**OBJECTIVE:** Copy each of the entries below faithfully, setting aside any pictures.

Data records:

·····

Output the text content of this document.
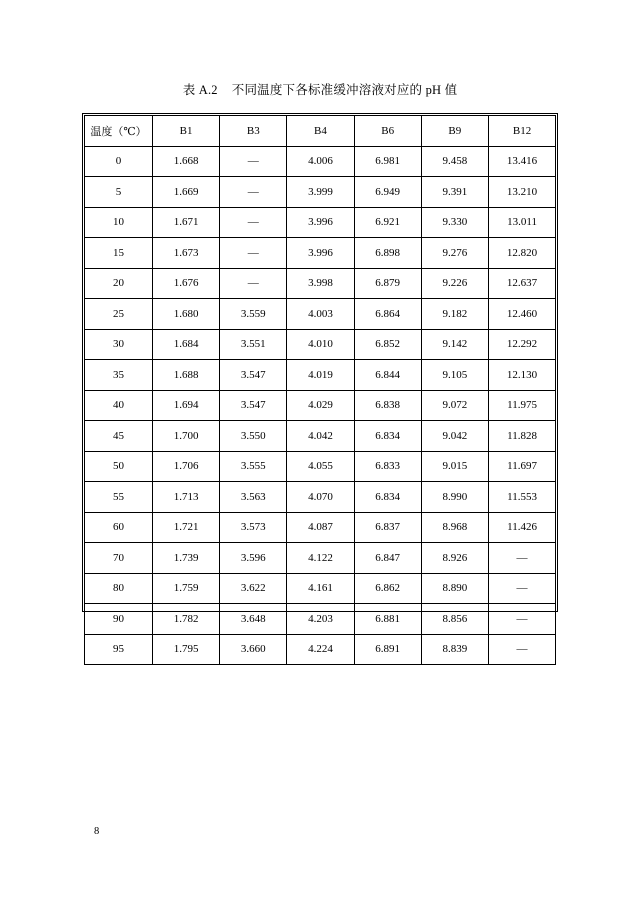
表 A.2 不同温度下各标准缓冲溶液对应的 pH 值
温度（℃）	B1	B3	B4	B6	B9	B12
0	1.668	—	4.006	6.981	9.458	13.416
5	1.669	—	3.999	6.949	9.391	13.210
10	1.671	—	3.996	6.921	9.330	13.011
15	1.673	—	3.996	6.898	9.276	12.820
20	1.676	—	3.998	6.879	9.226	12.637
25	1.680	3.559	4.003	6.864	9.182	12.460
30	1.684	3.551	4.010	6.852	9.142	12.292
35	1.688	3.547	4.019	6.844	9.105	12.130
40	1.694	3.547	4.029	6.838	9.072	11.975
45	1.700	3.550	4.042	6.834	9.042	11.828
50	1.706	3.555	4.055	6.833	9.015	11.697
55	1.713	3.563	4.070	6.834	8.990	11.553
60	1.721	3.573	4.087	6.837	8.968	11.426
70	1.739	3.596	4.122	6.847	8.926	—
80	1.759	3.622	4.161	6.862	8.890	—
90	1.782	3.648	4.203	6.881	8.856	—
95	1.795	3.660	4.224	6.891	8.839	—
8
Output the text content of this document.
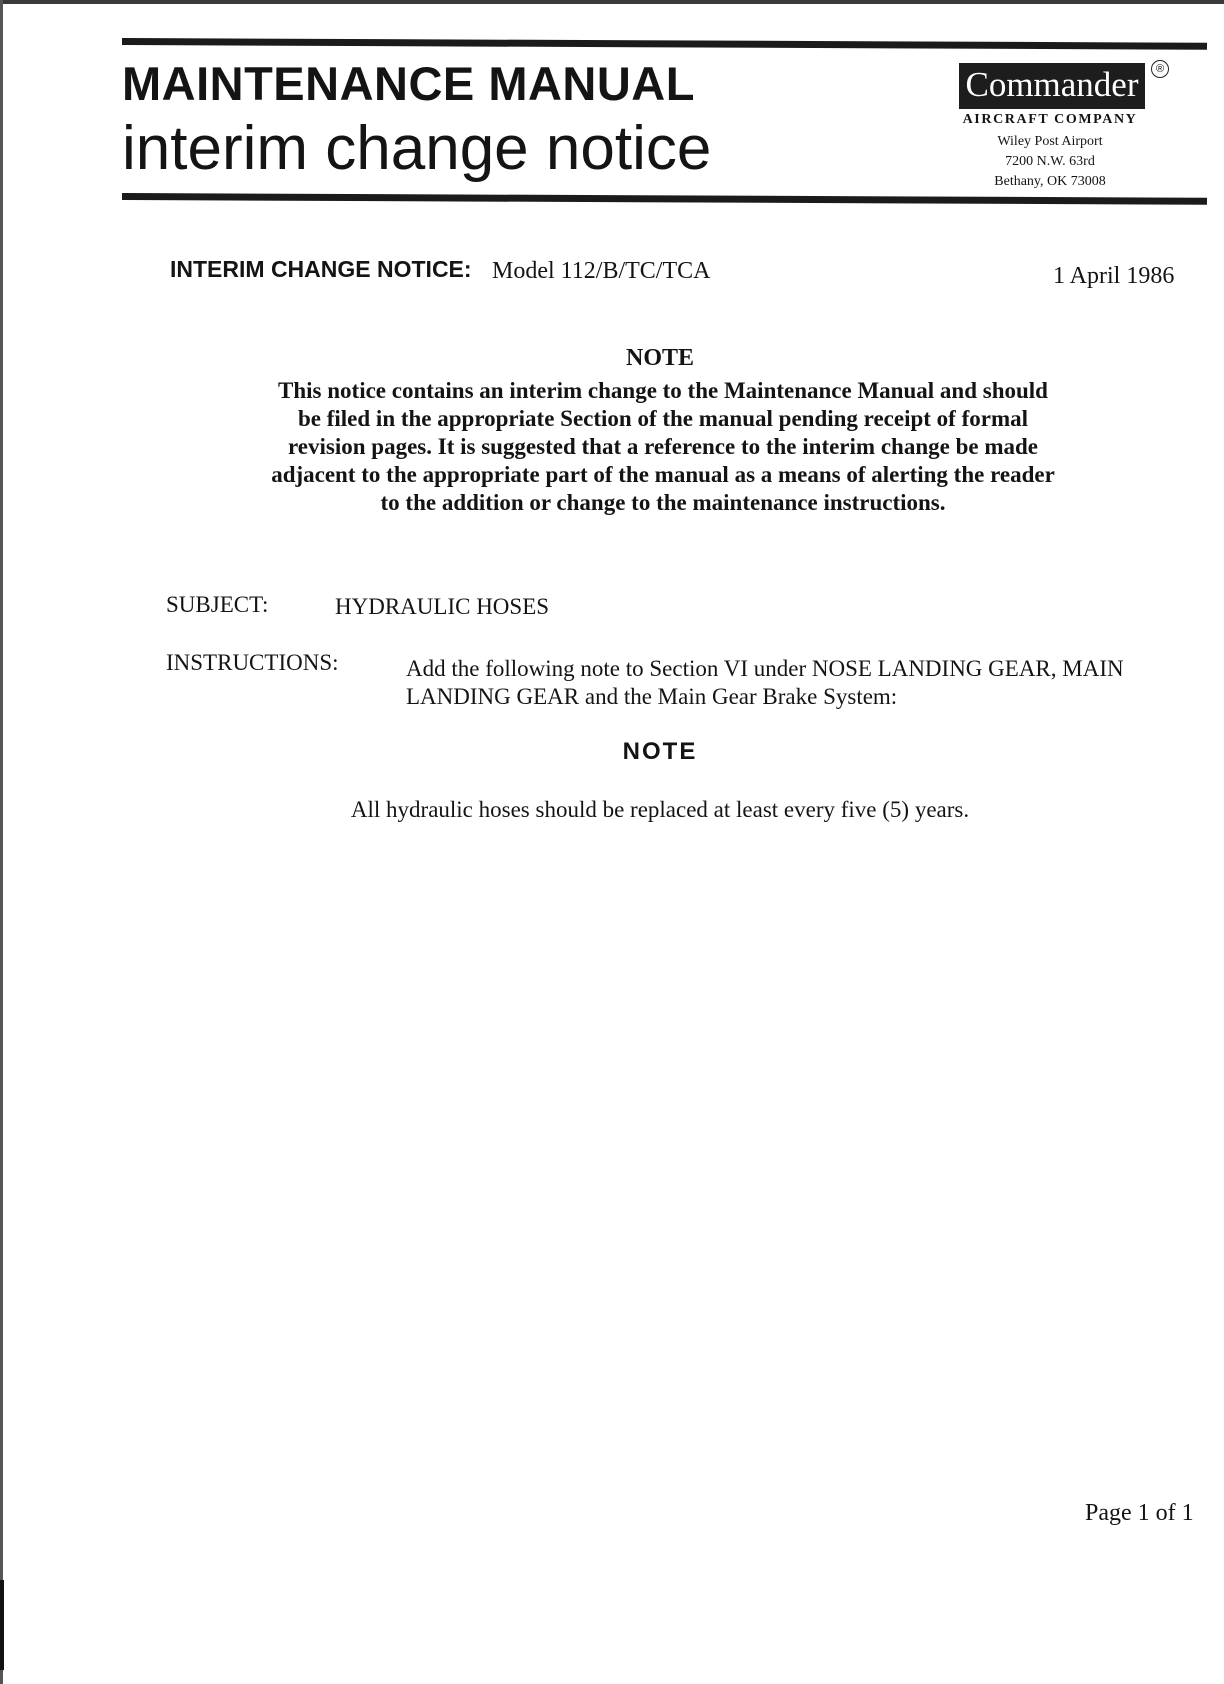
MAINTENANCE MANUAL
interim change notice
Commander	®
AIRCRAFT COMPANY
Wiley Post Airport
7200 N.W. 63rd
Bethany, OK 73008
INTERIM CHANGE NOTICE: Model 112/B/TC/TCA	1 April 1986
NOTE
This notice contains an interim change to the Maintenance Manual and should be filed in the appropriate Section of the manual pending receipt of formal revision pages. It is suggested that a reference to the interim change be made adjacent to the appropriate part of the manual as a means of alerting the reader to the addition or change to the maintenance instructions.
SUBJECT:	HYDRAULIC HOSES
INSTRUCTIONS:	Add the following note to Section VI under NOSE LANDING GEAR, MAIN LANDING GEAR and the Main Gear Brake System:
NOTE
All hydraulic hoses should be replaced at least every five (5) years.
Page 1 of 1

·····

**SOLUTION TO THIS EXERCISE:**
Output the text content of this document.
表 A.2 不同温度下各标准缓冲溶液对应的 pH 值
温度（℃）	B1	B3	B4	B6	B9	B12
0	1.668	—	4.006	6.981	9.458	13.416
5	1.669	—	3.999	6.949	9.391	13.210
10	1.671	—	3.996	6.921	9.330	13.011
15	1.673	—	3.996	6.898	9.276	12.820
20	1.676	—	3.998	6.879	9.226	12.637
25	1.680	3.559	4.003	6.864	9.182	12.460
30	1.684	3.551	4.010	6.852	9.142	12.292
35	1.688	3.547	4.019	6.844	9.105	12.130
40	1.694	3.547	4.029	6.838	9.072	11.975
45	1.700	3.550	4.042	6.834	9.042	11.828
50	1.706	3.555	4.055	6.833	9.015	11.697
55	1.713	3.563	4.070	6.834	8.990	11.553
60	1.721	3.573	4.087	6.837	8.968	11.426
70	1.739	3.596	4.122	6.847	8.926	—
80	1.759	3.622	4.161	6.862	8.890	—
90	1.782	3.648	4.203	6.881	8.856	—
95	1.795	3.660	4.224	6.891	8.839	—
8
Output the text content of this document.
MAINTENANCE MANUAL
interim change notice
Commander	®
AIRCRAFT COMPANY
Wiley Post Airport
7200 N.W. 63rd
Bethany, OK 73008
INTERIM CHANGE NOTICE: Model 112/B/TC/TCA	1 April 1986
NOTE
This notice contains an interim change to the Maintenance Manual and should be filed in the appropriate Section of the manual pending receipt of formal revision pages. It is suggested that a reference to the interim change be made adjacent to the appropriate part of the manual as a means of alerting the reader to the addition or change to the maintenance instructions.
SUBJECT:	HYDRAULIC HOSES
INSTRUCTIONS:	Add the following note to Section VI under NOSE LANDING GEAR, MAIN LANDING GEAR and the Main Gear Brake System:
NOTE
All hydraulic hoses should be replaced at least every five (5) years.
Page 1 of 1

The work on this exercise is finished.